Items from a figure collection:
▼▼▼

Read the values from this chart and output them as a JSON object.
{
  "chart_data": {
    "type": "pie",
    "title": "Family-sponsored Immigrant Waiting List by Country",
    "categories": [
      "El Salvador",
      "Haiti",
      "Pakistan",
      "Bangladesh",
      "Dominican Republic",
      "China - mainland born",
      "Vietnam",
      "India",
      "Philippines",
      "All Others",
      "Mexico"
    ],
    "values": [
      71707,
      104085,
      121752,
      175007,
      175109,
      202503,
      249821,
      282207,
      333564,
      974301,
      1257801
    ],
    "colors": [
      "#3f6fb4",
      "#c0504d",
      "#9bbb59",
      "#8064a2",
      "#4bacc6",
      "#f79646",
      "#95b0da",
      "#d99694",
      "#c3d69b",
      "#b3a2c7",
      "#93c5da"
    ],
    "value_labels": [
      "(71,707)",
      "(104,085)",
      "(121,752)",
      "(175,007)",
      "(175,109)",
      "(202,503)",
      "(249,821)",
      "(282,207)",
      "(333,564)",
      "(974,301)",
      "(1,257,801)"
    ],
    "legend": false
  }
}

▲▲▲
▼▼▼

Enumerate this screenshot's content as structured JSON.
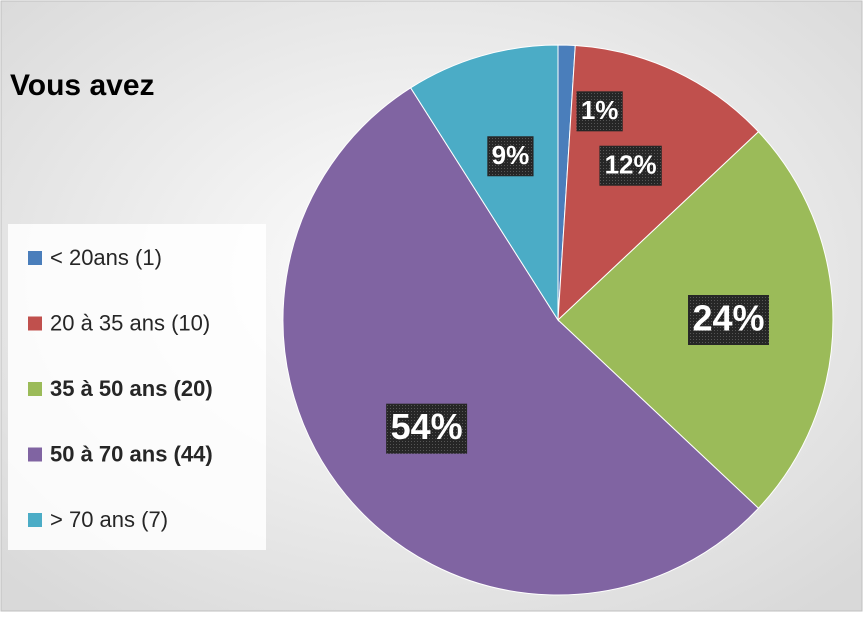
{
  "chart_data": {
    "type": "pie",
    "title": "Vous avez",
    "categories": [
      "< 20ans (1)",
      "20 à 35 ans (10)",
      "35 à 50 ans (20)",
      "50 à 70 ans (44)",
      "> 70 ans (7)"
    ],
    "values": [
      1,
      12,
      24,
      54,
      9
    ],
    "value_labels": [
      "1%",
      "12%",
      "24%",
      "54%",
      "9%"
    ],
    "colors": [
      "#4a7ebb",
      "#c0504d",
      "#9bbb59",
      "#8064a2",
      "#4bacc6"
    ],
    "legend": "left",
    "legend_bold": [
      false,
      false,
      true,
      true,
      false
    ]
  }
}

▲▲▲

__Set exercise__.
Search the data for "JSON". Copy every matching line.

__Response to this task__.
Read the values from this chart and output them as a JSON object.
Enumerate this screenshot's content as structured JSON.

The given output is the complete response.